WRITTEN EXERCISE –
List all lines in the material below that contain "JSON".

RECORDS –
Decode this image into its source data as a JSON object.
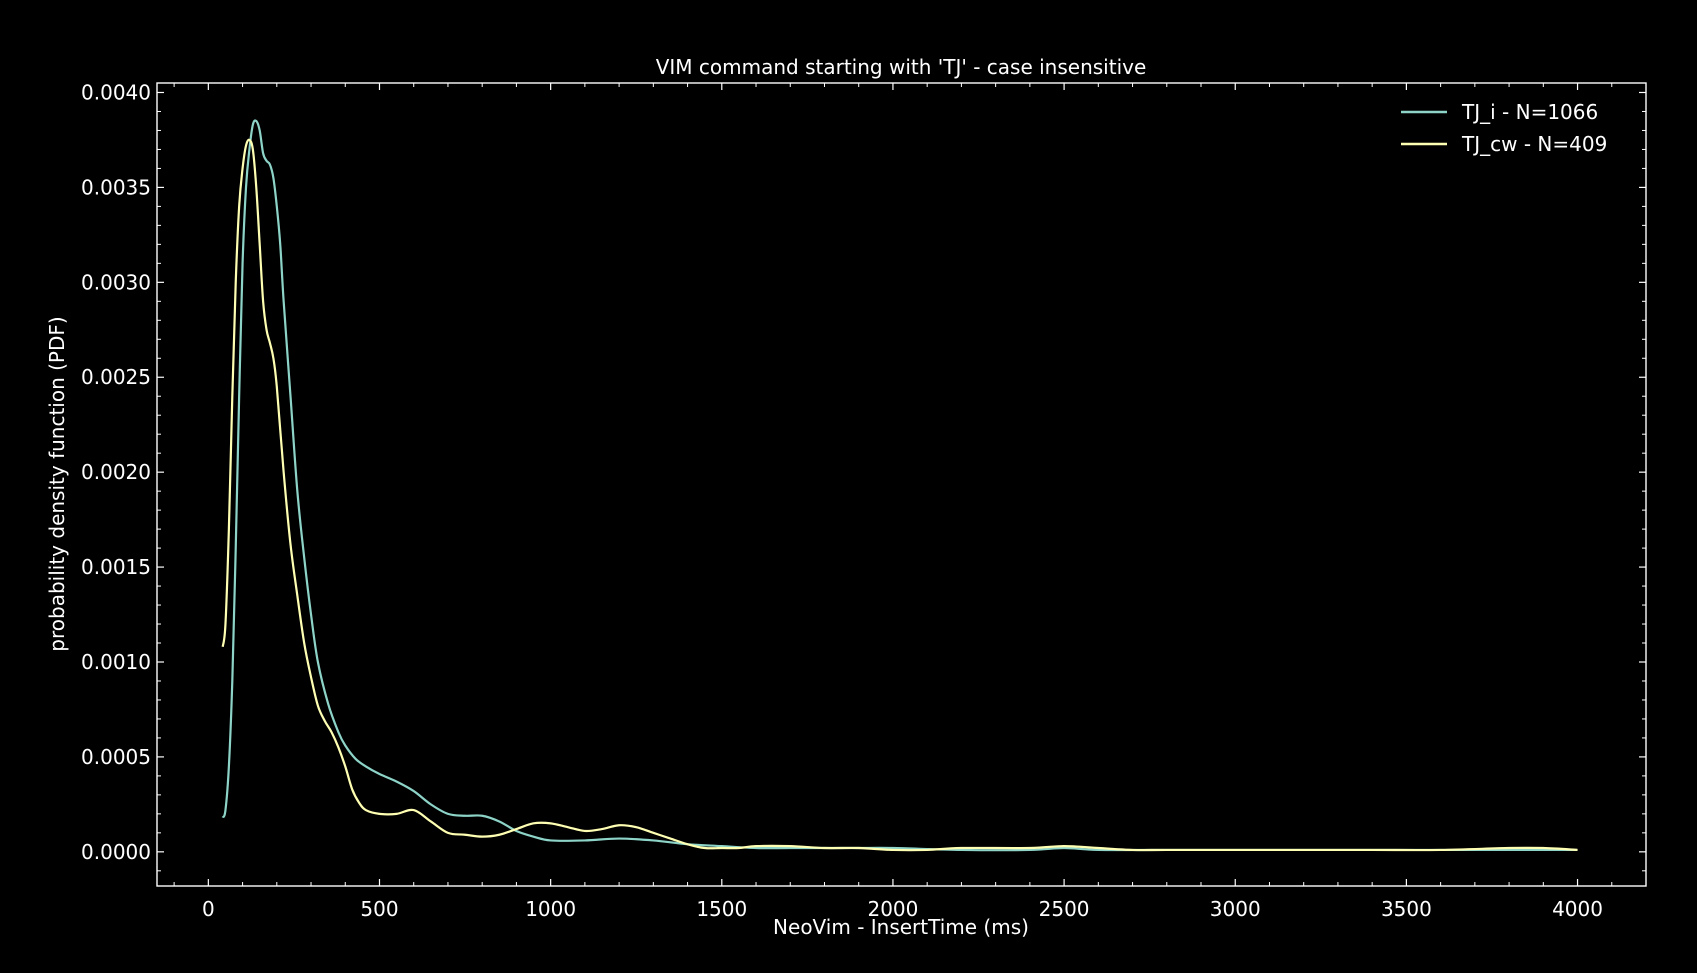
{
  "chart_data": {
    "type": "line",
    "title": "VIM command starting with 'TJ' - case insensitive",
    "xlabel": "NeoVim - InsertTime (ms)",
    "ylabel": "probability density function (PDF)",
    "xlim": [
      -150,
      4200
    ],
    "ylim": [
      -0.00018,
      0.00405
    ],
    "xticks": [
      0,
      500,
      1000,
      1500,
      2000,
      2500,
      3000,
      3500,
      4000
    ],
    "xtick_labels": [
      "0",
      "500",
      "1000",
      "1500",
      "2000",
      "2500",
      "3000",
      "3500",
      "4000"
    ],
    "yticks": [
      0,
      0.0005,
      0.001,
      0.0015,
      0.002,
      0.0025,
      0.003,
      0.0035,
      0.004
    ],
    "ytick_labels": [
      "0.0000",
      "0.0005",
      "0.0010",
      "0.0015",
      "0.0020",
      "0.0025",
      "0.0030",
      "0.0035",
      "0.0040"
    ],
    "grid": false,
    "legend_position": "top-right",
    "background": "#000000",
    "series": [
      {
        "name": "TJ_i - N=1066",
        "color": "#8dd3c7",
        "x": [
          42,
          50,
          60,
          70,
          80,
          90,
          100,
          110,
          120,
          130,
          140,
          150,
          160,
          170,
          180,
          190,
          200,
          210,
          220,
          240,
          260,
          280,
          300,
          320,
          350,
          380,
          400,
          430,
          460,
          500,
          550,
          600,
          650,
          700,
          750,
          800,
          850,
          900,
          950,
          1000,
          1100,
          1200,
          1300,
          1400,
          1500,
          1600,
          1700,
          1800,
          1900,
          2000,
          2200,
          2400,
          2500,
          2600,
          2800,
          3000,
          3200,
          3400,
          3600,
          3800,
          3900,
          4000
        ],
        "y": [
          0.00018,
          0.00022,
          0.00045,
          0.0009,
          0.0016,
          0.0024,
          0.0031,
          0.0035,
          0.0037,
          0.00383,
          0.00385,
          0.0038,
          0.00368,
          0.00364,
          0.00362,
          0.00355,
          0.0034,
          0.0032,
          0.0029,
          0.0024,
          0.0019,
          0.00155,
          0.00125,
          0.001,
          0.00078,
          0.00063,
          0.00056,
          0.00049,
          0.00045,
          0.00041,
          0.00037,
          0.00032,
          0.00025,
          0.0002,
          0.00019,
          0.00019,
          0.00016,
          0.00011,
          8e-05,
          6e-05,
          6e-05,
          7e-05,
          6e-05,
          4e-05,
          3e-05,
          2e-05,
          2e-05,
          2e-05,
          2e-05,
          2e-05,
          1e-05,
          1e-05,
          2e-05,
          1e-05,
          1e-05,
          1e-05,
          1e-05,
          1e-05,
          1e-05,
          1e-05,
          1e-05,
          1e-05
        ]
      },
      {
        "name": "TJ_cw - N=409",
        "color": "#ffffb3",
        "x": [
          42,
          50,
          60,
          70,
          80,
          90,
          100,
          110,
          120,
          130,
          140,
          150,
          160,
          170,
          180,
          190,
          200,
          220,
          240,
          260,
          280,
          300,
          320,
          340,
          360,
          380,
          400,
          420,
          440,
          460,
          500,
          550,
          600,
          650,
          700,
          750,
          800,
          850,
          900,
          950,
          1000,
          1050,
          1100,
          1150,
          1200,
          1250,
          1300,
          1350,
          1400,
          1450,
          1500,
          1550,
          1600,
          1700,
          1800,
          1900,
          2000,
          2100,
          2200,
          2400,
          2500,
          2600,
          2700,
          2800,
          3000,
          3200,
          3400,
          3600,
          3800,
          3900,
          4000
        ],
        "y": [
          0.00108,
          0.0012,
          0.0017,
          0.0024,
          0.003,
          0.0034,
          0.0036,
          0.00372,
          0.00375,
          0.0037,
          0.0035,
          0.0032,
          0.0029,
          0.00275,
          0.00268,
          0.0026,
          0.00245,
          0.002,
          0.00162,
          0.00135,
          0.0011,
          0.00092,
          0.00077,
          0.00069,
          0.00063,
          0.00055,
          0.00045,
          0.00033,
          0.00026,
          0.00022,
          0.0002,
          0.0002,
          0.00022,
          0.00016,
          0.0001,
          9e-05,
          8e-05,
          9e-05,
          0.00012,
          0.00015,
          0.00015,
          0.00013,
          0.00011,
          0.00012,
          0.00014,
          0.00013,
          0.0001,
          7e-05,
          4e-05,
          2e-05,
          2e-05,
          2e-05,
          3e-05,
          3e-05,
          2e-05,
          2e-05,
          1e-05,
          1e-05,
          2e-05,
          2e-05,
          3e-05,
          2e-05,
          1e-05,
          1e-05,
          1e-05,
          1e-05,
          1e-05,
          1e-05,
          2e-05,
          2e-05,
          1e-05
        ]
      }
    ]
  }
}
--
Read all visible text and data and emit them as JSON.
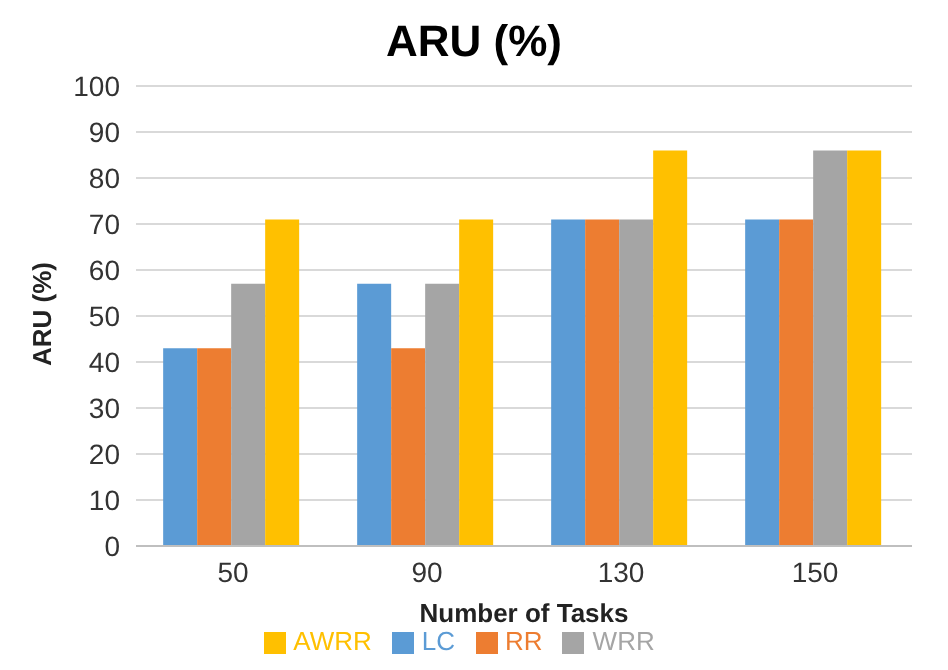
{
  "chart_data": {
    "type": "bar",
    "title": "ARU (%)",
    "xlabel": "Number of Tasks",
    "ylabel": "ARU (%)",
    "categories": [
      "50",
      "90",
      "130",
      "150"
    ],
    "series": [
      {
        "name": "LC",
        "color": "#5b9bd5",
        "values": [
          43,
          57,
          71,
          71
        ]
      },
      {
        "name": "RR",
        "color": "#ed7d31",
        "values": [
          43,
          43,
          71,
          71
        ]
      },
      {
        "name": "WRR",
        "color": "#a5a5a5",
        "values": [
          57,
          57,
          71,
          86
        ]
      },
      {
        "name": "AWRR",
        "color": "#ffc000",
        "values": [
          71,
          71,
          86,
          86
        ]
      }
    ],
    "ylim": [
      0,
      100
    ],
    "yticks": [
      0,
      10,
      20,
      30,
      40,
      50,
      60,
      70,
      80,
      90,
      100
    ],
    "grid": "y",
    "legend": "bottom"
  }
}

EXERCISE OUTPUT –
Decode this image into its source data as a JSON object.
Read all visible text and data and emit them as JSON.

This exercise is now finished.